# YOUR INSTRUCTIONS:
Do any lines in the data below contain "делают"? If so, copy every one of them.

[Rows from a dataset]

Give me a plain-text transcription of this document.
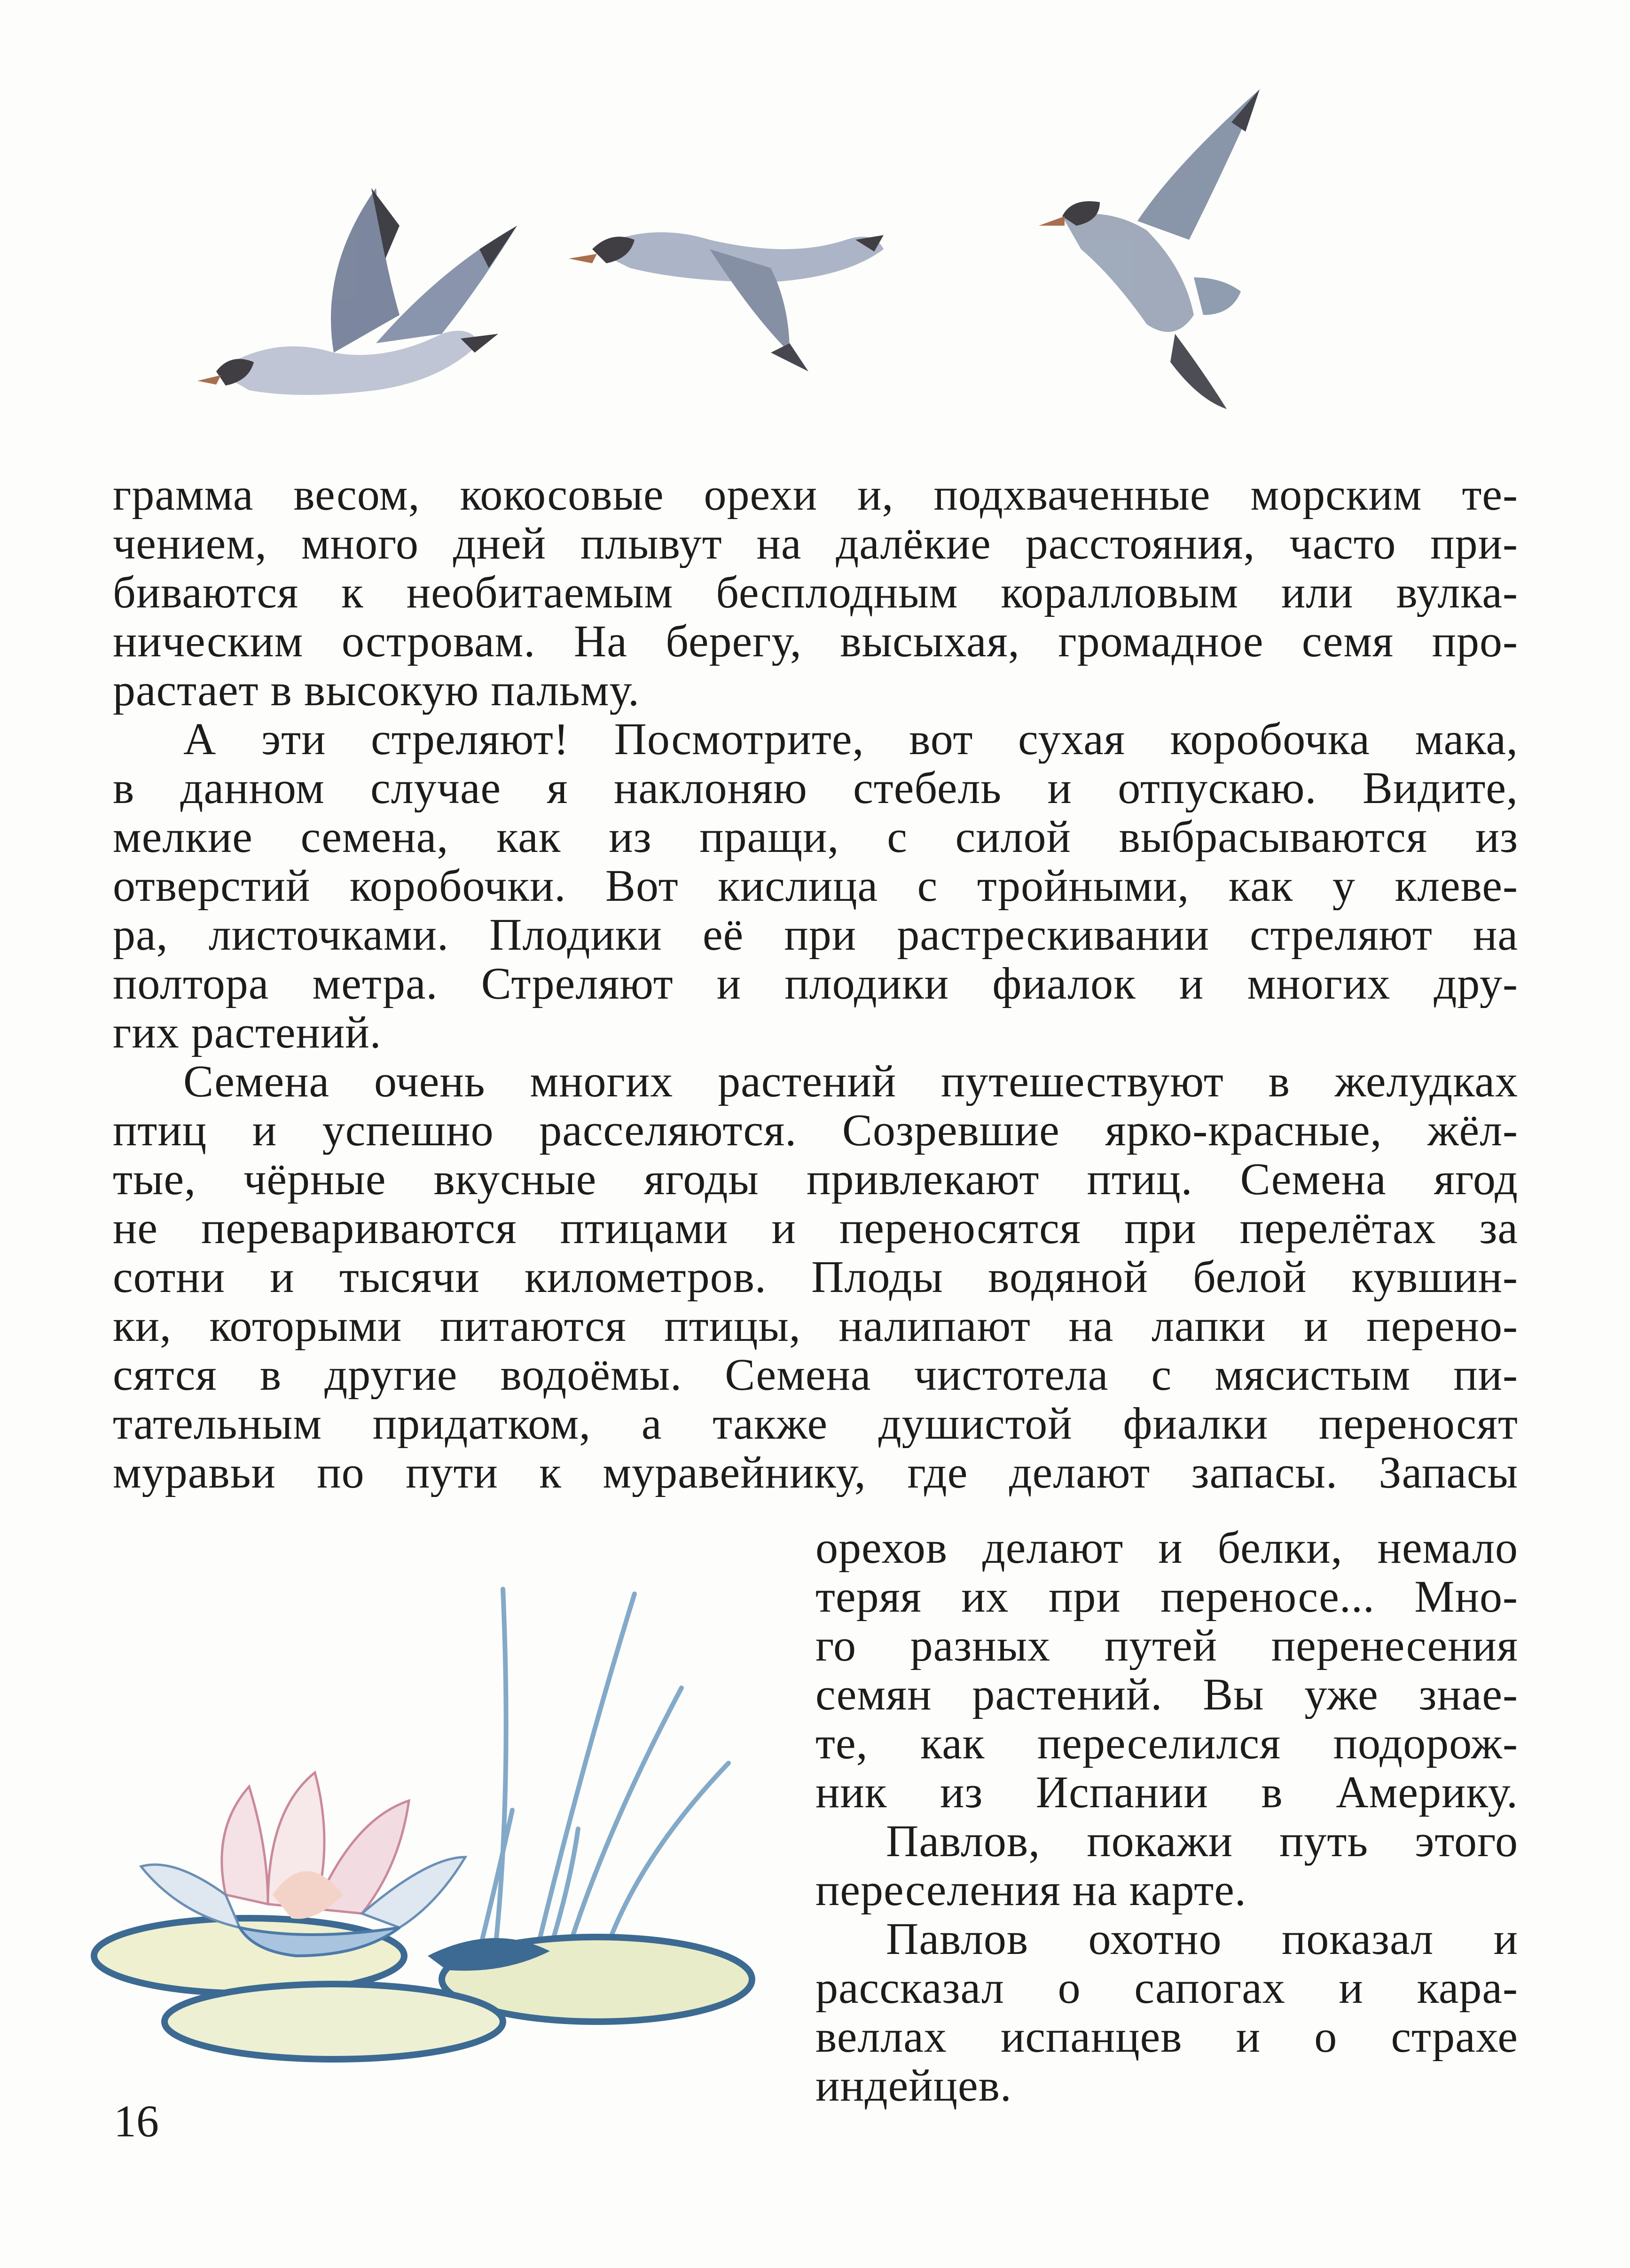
грамма весом, кокосовые орехи и, подхваченные морским те-
чением, много дней плывут на далёкие расстояния, часто при-
биваются к необитаемым бесплодным коралловым или вулка-
ническим островам. На берегу, высыхая, громадное семя про-
растает в высокую пальму.
А эти стреляют! Посмотрите, вот сухая коробочка мака,
в данном случае я наклоняю стебель и отпускаю. Видите,
мелкие семена, как из пращи, с силой выбрасываются из
отверстий коробочки. Вот кислица с тройными, как у клеве-
ра, листочками. Плодики её при растрескивании стреляют на
полтора метра. Стреляют и плодики фиалок и многих дру-
гих растений.
Семена очень многих растений путешествуют в желудках
птиц и успешно расселяются. Созревшие ярко-красные, жёл-
тые, чёрные вкусные ягоды привлекают птиц. Семена ягод
не перевариваются птицами и переносятся при перелётах за
сотни и тысячи километров. Плоды водяной белой кувшин-
ки, которыми питаются птицы, налипают на лапки и перено-
сятся в другие водоёмы. Семена чистотела с мясистым пи-
тательным придатком, а также душистой фиалки переносят
муравьи по пути к муравейнику, где делают запасы. Запасы
орехов делают и белки, немало
теряя их при переносе... Мно-
го разных путей перенесения
семян растений. Вы уже знае-
те, как переселился подорож-
ник из Испании в Америку.
Павлов, покажи путь этого
переселения на карте.
Павлов охотно показал и
рассказал о сапогах и кара-
веллах испанцев и о страхе
индейцев.
16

# SOLUTION BELOW:
муравьи по пути к муравейнику, где делают запасы. Запасы
орехов делают и белки, немало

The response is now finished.